## TO DO:
Print verbatim every line starting at the one that contains "Read the values" and ending at the final line of the records; include both endpoints.

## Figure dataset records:
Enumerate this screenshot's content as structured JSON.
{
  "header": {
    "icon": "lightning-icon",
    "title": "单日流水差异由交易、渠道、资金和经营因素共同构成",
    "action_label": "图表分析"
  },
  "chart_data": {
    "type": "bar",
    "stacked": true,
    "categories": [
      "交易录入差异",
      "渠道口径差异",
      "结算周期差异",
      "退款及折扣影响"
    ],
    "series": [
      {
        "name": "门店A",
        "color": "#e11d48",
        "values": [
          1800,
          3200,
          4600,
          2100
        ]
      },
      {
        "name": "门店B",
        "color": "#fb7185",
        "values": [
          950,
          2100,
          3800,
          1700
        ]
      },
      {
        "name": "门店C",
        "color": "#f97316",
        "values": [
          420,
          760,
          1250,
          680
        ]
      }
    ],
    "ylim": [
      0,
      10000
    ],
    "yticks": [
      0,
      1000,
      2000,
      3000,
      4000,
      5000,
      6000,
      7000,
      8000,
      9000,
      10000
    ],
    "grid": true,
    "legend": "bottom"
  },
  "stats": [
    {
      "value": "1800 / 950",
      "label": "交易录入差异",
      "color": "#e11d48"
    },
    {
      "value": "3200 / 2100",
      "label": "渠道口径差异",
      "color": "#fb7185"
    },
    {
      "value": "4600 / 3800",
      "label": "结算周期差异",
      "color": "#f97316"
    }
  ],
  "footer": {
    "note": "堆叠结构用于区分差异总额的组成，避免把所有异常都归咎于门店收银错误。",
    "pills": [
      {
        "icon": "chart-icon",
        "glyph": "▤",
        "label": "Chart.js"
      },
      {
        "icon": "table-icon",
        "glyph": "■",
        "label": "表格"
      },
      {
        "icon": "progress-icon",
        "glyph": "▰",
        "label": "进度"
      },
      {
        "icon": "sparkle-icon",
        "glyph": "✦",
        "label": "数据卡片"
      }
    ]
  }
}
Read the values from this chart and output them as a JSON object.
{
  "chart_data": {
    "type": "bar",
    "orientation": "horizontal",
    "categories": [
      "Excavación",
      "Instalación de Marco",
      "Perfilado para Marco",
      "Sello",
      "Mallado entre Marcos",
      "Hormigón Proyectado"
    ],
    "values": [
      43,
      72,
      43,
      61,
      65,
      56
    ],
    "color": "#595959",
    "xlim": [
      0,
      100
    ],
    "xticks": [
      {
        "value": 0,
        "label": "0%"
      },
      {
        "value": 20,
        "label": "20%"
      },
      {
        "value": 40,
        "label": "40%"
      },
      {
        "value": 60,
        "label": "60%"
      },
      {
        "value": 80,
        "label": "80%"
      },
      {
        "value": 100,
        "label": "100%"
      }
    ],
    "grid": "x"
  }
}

## EXERCISE ANSWER:
Read the values from this chart and output them as a JSON object.
{
  "chart_data": {
    "type": "bar",
    "orientation": "horizontal",
    "categories": [
      "Excavación",
      "Instalación de Marco",
      "Perfilado para Marco",
      "Sello",
      "Mallado entre Marcos",
      "Hormigón Proyectado"
    ],
    "values": [
      43,
      72,
      43,
      61,
      65,
      56
    ],
    "color": "#595959",
    "xlim": [
      0,
      100
    ],
    "xticks": [
      {
        "value": 0,
        "label": "0%"
      },
      {
        "value": 20,
        "label": "20%"
      },
      {
        "value": 40,
        "label": "40%"
      },
      {
        "value": 60,
        "label": "60%"
      },
      {
        "value": 80,
        "label": "80%"
      },
      {
        "value": 100,
        "label": "100%"
      }
    ],
    "grid": "x"
  }
}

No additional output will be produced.